Start

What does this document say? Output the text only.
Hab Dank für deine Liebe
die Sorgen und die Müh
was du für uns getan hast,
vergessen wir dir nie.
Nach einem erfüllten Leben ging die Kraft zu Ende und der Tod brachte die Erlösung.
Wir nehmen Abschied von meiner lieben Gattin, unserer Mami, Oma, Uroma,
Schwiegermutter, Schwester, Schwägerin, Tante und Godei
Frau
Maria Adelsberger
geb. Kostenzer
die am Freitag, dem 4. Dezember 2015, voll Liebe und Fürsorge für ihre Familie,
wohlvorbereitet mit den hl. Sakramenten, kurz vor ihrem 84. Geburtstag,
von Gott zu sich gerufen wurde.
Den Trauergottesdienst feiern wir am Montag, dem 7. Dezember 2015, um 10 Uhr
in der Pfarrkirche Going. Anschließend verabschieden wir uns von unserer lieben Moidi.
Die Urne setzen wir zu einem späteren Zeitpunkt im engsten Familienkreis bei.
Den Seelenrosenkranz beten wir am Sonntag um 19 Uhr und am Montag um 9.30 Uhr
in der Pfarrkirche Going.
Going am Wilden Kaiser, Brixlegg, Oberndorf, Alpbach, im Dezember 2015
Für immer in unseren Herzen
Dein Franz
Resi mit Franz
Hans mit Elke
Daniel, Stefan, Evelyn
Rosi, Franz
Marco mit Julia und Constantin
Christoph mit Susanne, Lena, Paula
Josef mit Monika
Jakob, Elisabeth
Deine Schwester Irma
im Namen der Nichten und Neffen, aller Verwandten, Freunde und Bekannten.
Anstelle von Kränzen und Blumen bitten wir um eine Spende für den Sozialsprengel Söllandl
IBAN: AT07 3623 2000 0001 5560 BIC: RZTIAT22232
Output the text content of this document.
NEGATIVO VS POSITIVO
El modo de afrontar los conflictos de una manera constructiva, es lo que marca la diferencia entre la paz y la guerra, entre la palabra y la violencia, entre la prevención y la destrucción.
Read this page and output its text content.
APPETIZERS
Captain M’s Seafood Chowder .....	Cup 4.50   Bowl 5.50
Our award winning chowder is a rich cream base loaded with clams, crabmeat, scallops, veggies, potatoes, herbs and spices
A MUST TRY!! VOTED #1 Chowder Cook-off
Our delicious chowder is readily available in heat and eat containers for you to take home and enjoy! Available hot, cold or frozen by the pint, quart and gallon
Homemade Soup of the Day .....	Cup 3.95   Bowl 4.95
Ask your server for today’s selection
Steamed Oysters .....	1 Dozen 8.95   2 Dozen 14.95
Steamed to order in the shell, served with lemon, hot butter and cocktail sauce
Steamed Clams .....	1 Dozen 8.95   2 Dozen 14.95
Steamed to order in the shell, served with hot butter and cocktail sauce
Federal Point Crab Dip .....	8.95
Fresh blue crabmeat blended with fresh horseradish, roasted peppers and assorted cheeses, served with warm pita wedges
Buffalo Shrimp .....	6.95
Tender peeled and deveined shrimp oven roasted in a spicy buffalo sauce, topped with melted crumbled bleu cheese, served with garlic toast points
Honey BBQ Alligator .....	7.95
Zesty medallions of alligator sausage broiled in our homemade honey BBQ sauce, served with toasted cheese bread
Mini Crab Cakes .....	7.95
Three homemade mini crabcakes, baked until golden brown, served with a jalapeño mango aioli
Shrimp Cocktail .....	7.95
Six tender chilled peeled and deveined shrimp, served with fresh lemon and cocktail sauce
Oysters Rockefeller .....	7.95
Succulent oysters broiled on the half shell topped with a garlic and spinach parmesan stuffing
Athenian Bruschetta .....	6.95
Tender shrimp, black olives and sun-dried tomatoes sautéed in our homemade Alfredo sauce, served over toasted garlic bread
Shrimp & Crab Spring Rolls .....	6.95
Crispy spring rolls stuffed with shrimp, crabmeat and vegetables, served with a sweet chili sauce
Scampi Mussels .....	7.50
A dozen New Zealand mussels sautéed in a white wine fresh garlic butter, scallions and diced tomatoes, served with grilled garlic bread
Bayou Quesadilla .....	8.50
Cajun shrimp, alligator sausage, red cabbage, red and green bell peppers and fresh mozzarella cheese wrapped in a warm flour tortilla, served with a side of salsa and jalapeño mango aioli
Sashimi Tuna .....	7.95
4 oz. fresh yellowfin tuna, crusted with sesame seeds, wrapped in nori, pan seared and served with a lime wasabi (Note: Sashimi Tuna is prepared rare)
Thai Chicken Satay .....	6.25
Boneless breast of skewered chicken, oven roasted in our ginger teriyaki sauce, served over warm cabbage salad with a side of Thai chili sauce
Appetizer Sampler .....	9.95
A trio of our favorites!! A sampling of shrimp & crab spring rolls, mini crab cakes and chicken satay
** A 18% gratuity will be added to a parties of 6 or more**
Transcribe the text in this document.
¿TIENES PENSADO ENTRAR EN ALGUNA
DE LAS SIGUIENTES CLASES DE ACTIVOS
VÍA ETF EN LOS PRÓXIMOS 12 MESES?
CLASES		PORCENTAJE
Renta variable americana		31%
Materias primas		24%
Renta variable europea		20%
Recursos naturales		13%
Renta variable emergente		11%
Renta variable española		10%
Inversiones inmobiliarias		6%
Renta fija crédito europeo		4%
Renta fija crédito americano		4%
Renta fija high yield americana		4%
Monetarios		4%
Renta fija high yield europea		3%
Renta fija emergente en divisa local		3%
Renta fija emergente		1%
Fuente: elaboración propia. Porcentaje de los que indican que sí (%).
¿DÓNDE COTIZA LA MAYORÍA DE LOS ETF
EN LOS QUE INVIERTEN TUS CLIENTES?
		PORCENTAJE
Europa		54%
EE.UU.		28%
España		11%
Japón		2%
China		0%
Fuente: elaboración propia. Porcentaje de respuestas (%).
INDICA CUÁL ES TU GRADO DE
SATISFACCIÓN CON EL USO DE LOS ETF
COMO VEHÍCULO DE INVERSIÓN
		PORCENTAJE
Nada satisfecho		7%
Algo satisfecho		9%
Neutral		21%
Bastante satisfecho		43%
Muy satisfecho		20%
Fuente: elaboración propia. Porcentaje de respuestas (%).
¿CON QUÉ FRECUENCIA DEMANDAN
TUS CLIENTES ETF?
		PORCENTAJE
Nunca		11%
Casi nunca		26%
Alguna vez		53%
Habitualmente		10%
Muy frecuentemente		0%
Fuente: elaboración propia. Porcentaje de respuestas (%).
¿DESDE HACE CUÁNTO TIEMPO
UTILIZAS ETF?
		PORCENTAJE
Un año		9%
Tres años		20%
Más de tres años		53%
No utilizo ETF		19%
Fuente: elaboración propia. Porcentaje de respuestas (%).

End

Copy out every line from the records that has the word "unserer".

*Exercise solution*:
Wir nehmen Abschied von meiner lieben Gattin, unserer Mami, Oma, Uroma,
in der Pfarrkirche Going. Anschließend verabschieden wir uns von unserer lieben Moidi.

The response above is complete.